Without the images, write out all of the following entries exactly.

EXERCISE MATERIAL
....

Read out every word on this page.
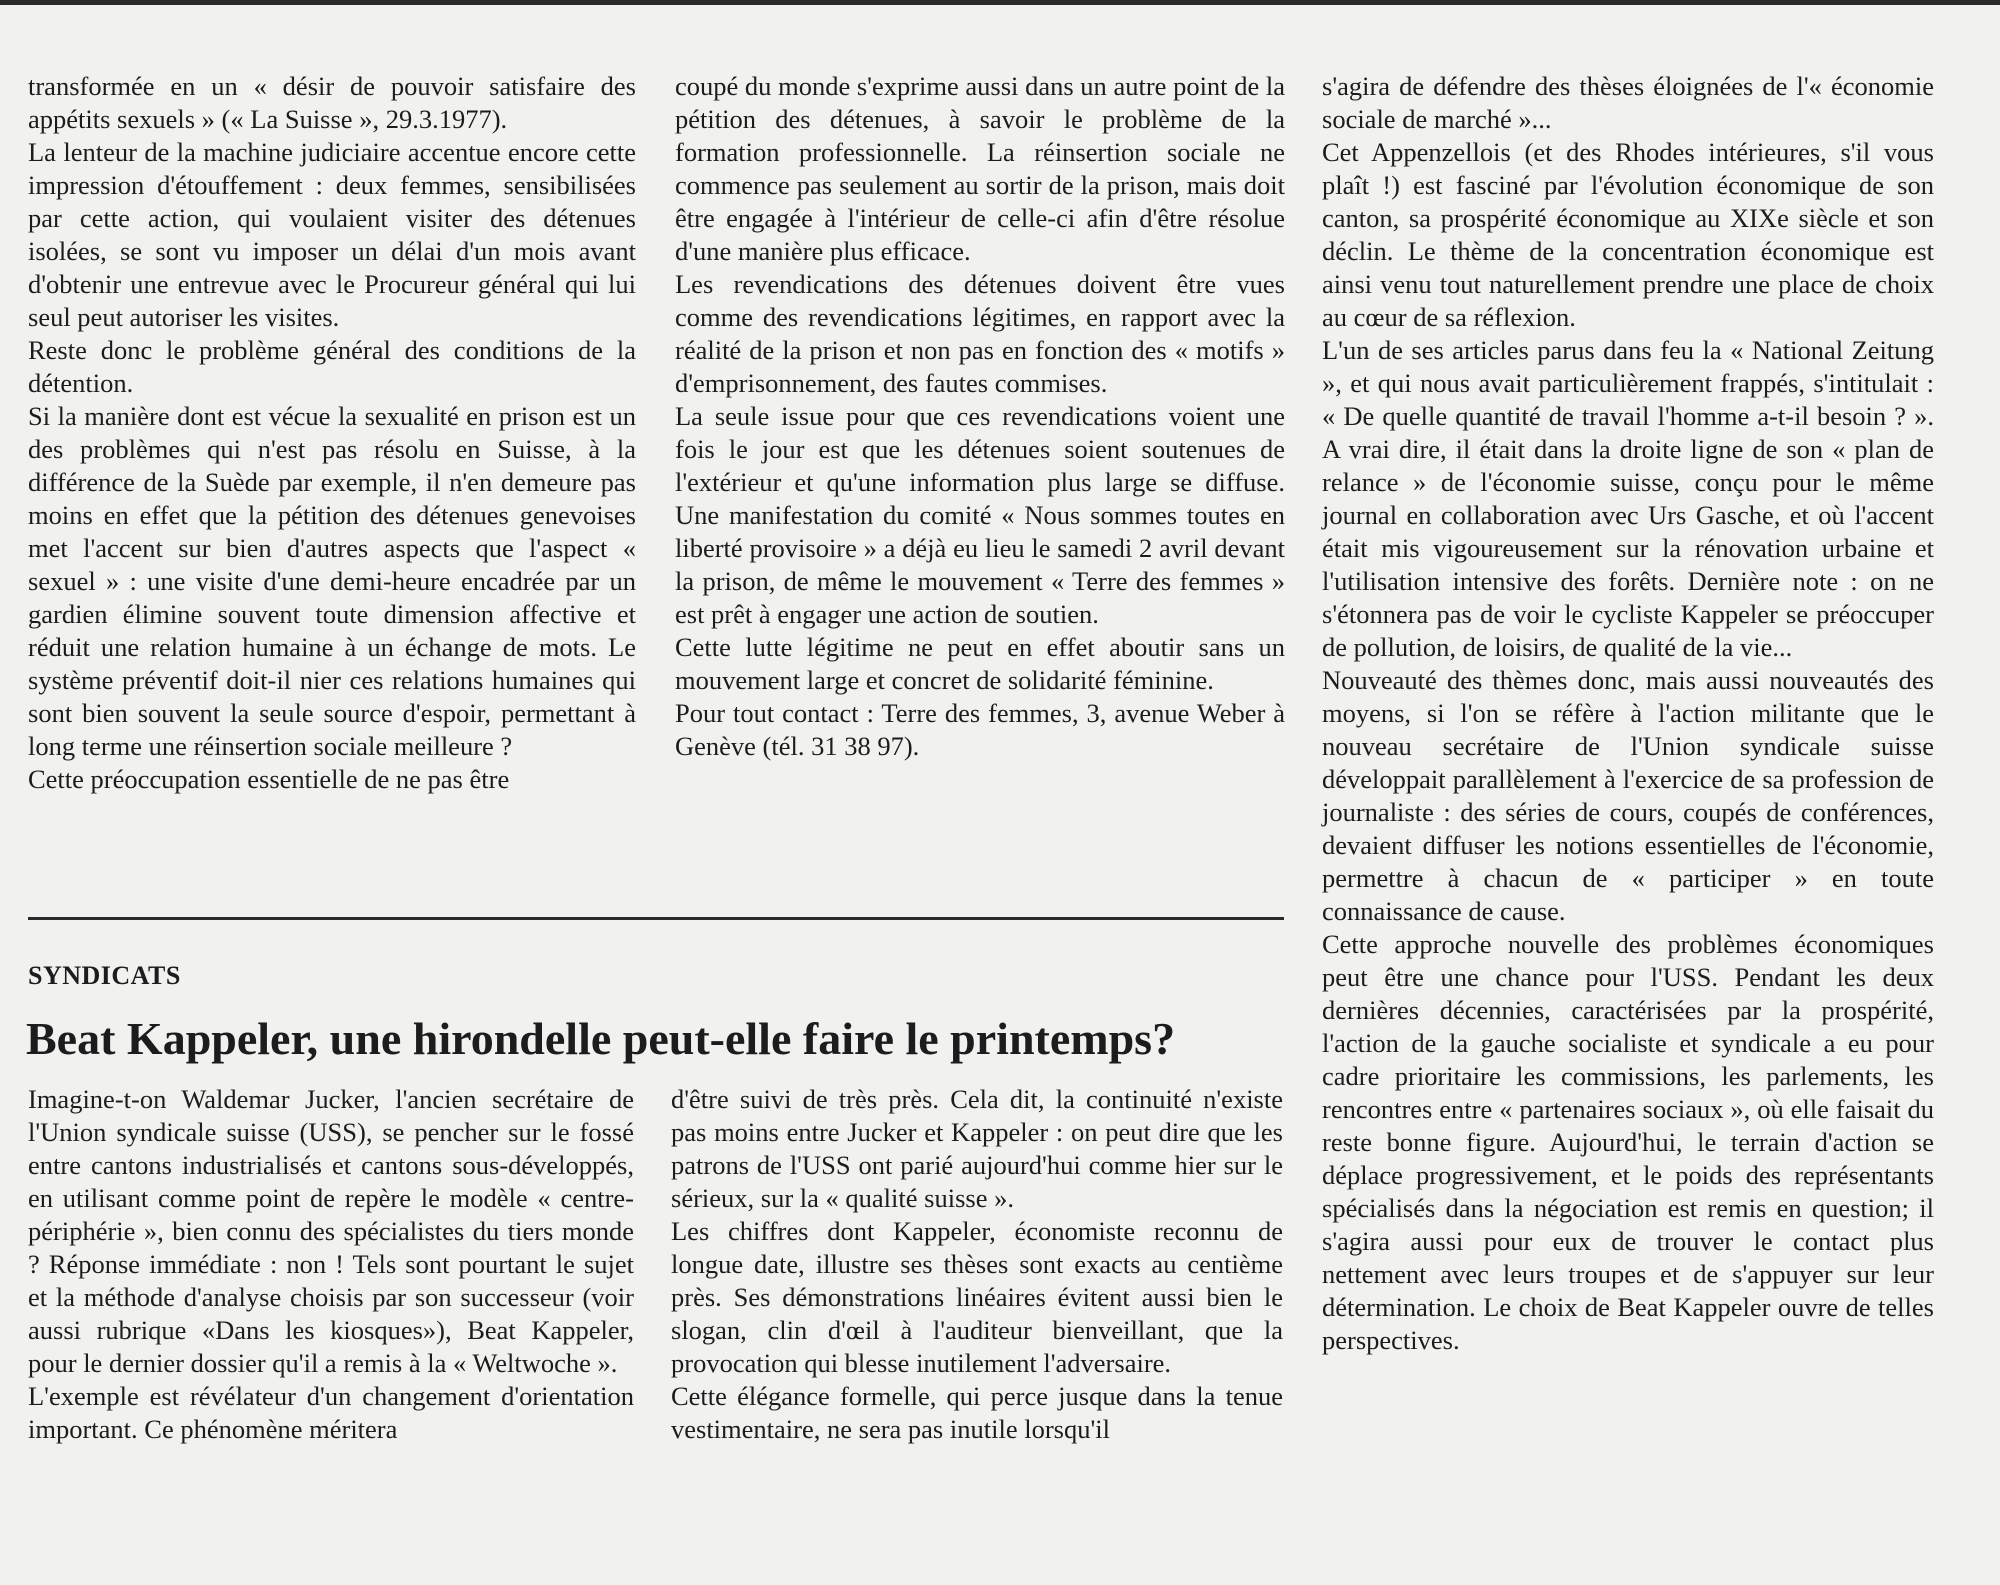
transformée en un « désir de pouvoir satisfaire des appétits sexuels » (« La Suisse », 29.3.1977).

La lenteur de la machine judiciaire accentue encore cette impression d'étouffement : deux femmes, sensibilisées par cette action, qui voulaient visiter des détenues isolées, se sont vu imposer un délai d'un mois avant d'obtenir une entrevue avec le Procureur général qui lui seul peut autoriser les visites.

Reste donc le problème général des conditions de la détention.

Si la manière dont est vécue la sexualité en prison est un des problèmes qui n'est pas résolu en Suisse, à la différence de la Suède par exemple, il n'en demeure pas moins en effet que la pétition des détenues genevoises met l'accent sur bien d'autres aspects que l'aspect « sexuel » : une visite d'une demi-heure encadrée par un gardien élimine souvent toute dimension affective et réduit une relation humaine à un échange de mots. Le système préventif doit-il nier ces relations humaines qui sont bien souvent la seule source d'espoir, permettant à long terme une réinsertion sociale meilleure ?

Cette préoccupation essentielle de ne pas être

coupé du monde s'exprime aussi dans un autre point de la pétition des détenues, à savoir le problème de la formation professionnelle. La réinsertion sociale ne commence pas seulement au sortir de la prison, mais doit être engagée à l'intérieur de celle-ci afin d'être résolue d'une manière plus efficace.

Les revendications des détenues doivent être vues comme des revendications légitimes, en rapport avec la réalité de la prison et non pas en fonction des « motifs » d'emprisonnement, des fautes commises.

La seule issue pour que ces revendications voient une fois le jour est que les détenues soient soutenues de l'extérieur et qu'une information plus large se diffuse. Une manifestation du comité « Nous sommes toutes en liberté provisoire » a déjà eu lieu le samedi 2 avril devant la prison, de même le mouvement « Terre des femmes » est prêt à engager une action de soutien.

Cette lutte légitime ne peut en effet aboutir sans un mouvement large et concret de solidarité féminine.

Pour tout contact : Terre des femmes, 3, avenue Weber à Genève (tél. 31 38 97).

s'agira de défendre des thèses éloignées de l'« économie sociale de marché »...

Cet Appenzellois (et des Rhodes intérieures, s'il vous plaît !) est fasciné par l'évolution économique de son canton, sa prospérité économique au XIXe siècle et son déclin. Le thème de la concentration économique est ainsi venu tout naturellement prendre une place de choix au cœur de sa réflexion.

L'un de ses articles parus dans feu la « National Zeitung », et qui nous avait particulièrement frappés, s'intitulait : « De quelle quantité de travail l'homme a-t-il besoin ? ». A vrai dire, il était dans la droite ligne de son « plan de relance » de l'économie suisse, conçu pour le même journal en collaboration avec Urs Gasche, et où l'accent était mis vigoureusement sur la rénovation urbaine et l'utilisation intensive des forêts. Dernière note : on ne s'étonnera pas de voir le cycliste Kappeler se préoccuper de pollution, de loisirs, de qualité de la vie...

Nouveauté des thèmes donc, mais aussi nouveautés des moyens, si l'on se réfère à l'action militante que le nouveau secrétaire de l'Union syndicale suisse développait parallèlement à l'exercice de sa profession de journaliste : des séries de cours, coupés de conférences, devaient diffuser les notions essentielles de l'économie, permettre à chacun de « participer » en toute connaissance de cause.

Cette approche nouvelle des problèmes économiques peut être une chance pour l'USS. Pendant les deux dernières décennies, caractérisées par la prospérité, l'action de la gauche socialiste et syndicale a eu pour cadre prioritaire les commissions, les parlements, les rencontres entre « partenaires sociaux », où elle faisait du reste bonne figure. Aujourd'hui, le terrain d'action se déplace progressivement, et le poids des représentants spécialisés dans la négociation est remis en question; il s'agira aussi pour eux de trouver le contact plus nettement avec leurs troupes et de s'appuyer sur leur détermination. Le choix de Beat Kappeler ouvre de telles perspectives.

SYNDICATS
Beat Kappeler, une hirondelle peut-elle faire le printemps?

Imagine-t-on Waldemar Jucker, l'ancien secrétaire de l'Union syndicale suisse (USS), se pencher sur le fossé entre cantons industrialisés et cantons sous-développés, en utilisant comme point de repère le modèle « centre-périphérie », bien connu des spécialistes du tiers monde ? Réponse immédiate : non ! Tels sont pourtant le sujet et la méthode d'analyse choisis par son successeur (voir aussi rubrique «Dans les kiosques»), Beat Kappeler, pour le dernier dossier qu'il a remis à la « Weltwoche ».

L'exemple est révélateur d'un changement d'orientation important. Ce phénomène méritera

d'être suivi de très près. Cela dit, la continuité n'existe pas moins entre Jucker et Kappeler : on peut dire que les patrons de l'USS ont parié aujourd'hui comme hier sur le sérieux, sur la « qualité suisse ».

Les chiffres dont Kappeler, économiste reconnu de longue date, illustre ses thèses sont exacts au centième près. Ses démonstrations linéaires évitent aussi bien le slogan, clin d'œil à l'auditeur bienveillant, que la provocation qui blesse inutilement l'adversaire.

Cette élégance formelle, qui perce jusque dans la tenue vestimentaire, ne sera pas inutile lorsqu'il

....

FINAL ANSWER
Read out every word on this page.
transformée en un « désir de pouvoir satisfaire des appétits sexuels » (« La Suisse », 29.3.1977).

La lenteur de la machine judiciaire accentue encore cette impression d'étouffement : deux femmes, sensibilisées par cette action, qui voulaient visiter des détenues isolées, se sont vu imposer un délai d'un mois avant d'obtenir une entrevue avec le Procureur général qui lui seul peut autoriser les visites.

Reste donc le problème général des conditions de la détention.

Si la manière dont est vécue la sexualité en prison est un des problèmes qui n'est pas résolu en Suisse, à la différence de la Suède par exemple, il n'en demeure pas moins en effet que la pétition des détenues genevoises met l'accent sur bien d'autres aspects que l'aspect « sexuel » : une visite d'une demi-heure encadrée par un gardien élimine souvent toute dimension affective et réduit une relation humaine à un échange de mots. Le système préventif doit-il nier ces relations humaines qui sont bien souvent la seule source d'espoir, permettant à long terme une réinsertion sociale meilleure ?

Cette préoccupation essentielle de ne pas être

coupé du monde s'exprime aussi dans un autre point de la pétition des détenues, à savoir le problème de la formation professionnelle. La réinsertion sociale ne commence pas seulement au sortir de la prison, mais doit être engagée à l'intérieur de celle-ci afin d'être résolue d'une manière plus efficace.

Les revendications des détenues doivent être vues comme des revendications légitimes, en rapport avec la réalité de la prison et non pas en fonction des « motifs » d'emprisonnement, des fautes commises.

La seule issue pour que ces revendications voient une fois le jour est que les détenues soient soutenues de l'extérieur et qu'une information plus large se diffuse. Une manifestation du comité « Nous sommes toutes en liberté provisoire » a déjà eu lieu le samedi 2 avril devant la prison, de même le mouvement « Terre des femmes » est prêt à engager une action de soutien.

Cette lutte légitime ne peut en effet aboutir sans un mouvement large et concret de solidarité féminine.

Pour tout contact : Terre des femmes, 3, avenue Weber à Genève (tél. 31 38 97).

s'agira de défendre des thèses éloignées de l'« économie sociale de marché »...

Cet Appenzellois (et des Rhodes intérieures, s'il vous plaît !) est fasciné par l'évolution économique de son canton, sa prospérité économique au XIXe siècle et son déclin. Le thème de la concentration économique est ainsi venu tout naturellement prendre une place de choix au cœur de sa réflexion.

L'un de ses articles parus dans feu la « National Zeitung », et qui nous avait particulièrement frappés, s'intitulait : « De quelle quantité de travail l'homme a-t-il besoin ? ». A vrai dire, il était dans la droite ligne de son « plan de relance » de l'économie suisse, conçu pour le même journal en collaboration avec Urs Gasche, et où l'accent était mis vigoureusement sur la rénovation urbaine et l'utilisation intensive des forêts. Dernière note : on ne s'étonnera pas de voir le cycliste Kappeler se préoccuper de pollution, de loisirs, de qualité de la vie...

Nouveauté des thèmes donc, mais aussi nouveautés des moyens, si l'on se réfère à l'action militante que le nouveau secrétaire de l'Union syndicale suisse développait parallèlement à l'exercice de sa profession de journaliste : des séries de cours, coupés de conférences, devaient diffuser les notions essentielles de l'économie, permettre à chacun de « participer » en toute connaissance de cause.

Cette approche nouvelle des problèmes économiques peut être une chance pour l'USS. Pendant les deux dernières décennies, caractérisées par la prospérité, l'action de la gauche socialiste et syndicale a eu pour cadre prioritaire les commissions, les parlements, les rencontres entre « partenaires sociaux », où elle faisait du reste bonne figure. Aujourd'hui, le terrain d'action se déplace progressivement, et le poids des représentants spécialisés dans la négociation est remis en question; il s'agira aussi pour eux de trouver le contact plus nettement avec leurs troupes et de s'appuyer sur leur détermination. Le choix de Beat Kappeler ouvre de telles perspectives.

SYNDICATS
Beat Kappeler, une hirondelle peut-elle faire le printemps?

Imagine-t-on Waldemar Jucker, l'ancien secrétaire de l'Union syndicale suisse (USS), se pencher sur le fossé entre cantons industrialisés et cantons sous-développés, en utilisant comme point de repère le modèle « centre-périphérie », bien connu des spécialistes du tiers monde ? Réponse immédiate : non ! Tels sont pourtant le sujet et la méthode d'analyse choisis par son successeur (voir aussi rubrique «Dans les kiosques»), Beat Kappeler, pour le dernier dossier qu'il a remis à la « Weltwoche ».

L'exemple est révélateur d'un changement d'orientation important. Ce phénomène méritera

d'être suivi de très près. Cela dit, la continuité n'existe pas moins entre Jucker et Kappeler : on peut dire que les patrons de l'USS ont parié aujourd'hui comme hier sur le sérieux, sur la « qualité suisse ».

Les chiffres dont Kappeler, économiste reconnu de longue date, illustre ses thèses sont exacts au centième près. Ses démonstrations linéaires évitent aussi bien le slogan, clin d'œil à l'auditeur bienveillant, que la provocation qui blesse inutilement l'adversaire.

Cette élégance formelle, qui perce jusque dans la tenue vestimentaire, ne sera pas inutile lorsqu'il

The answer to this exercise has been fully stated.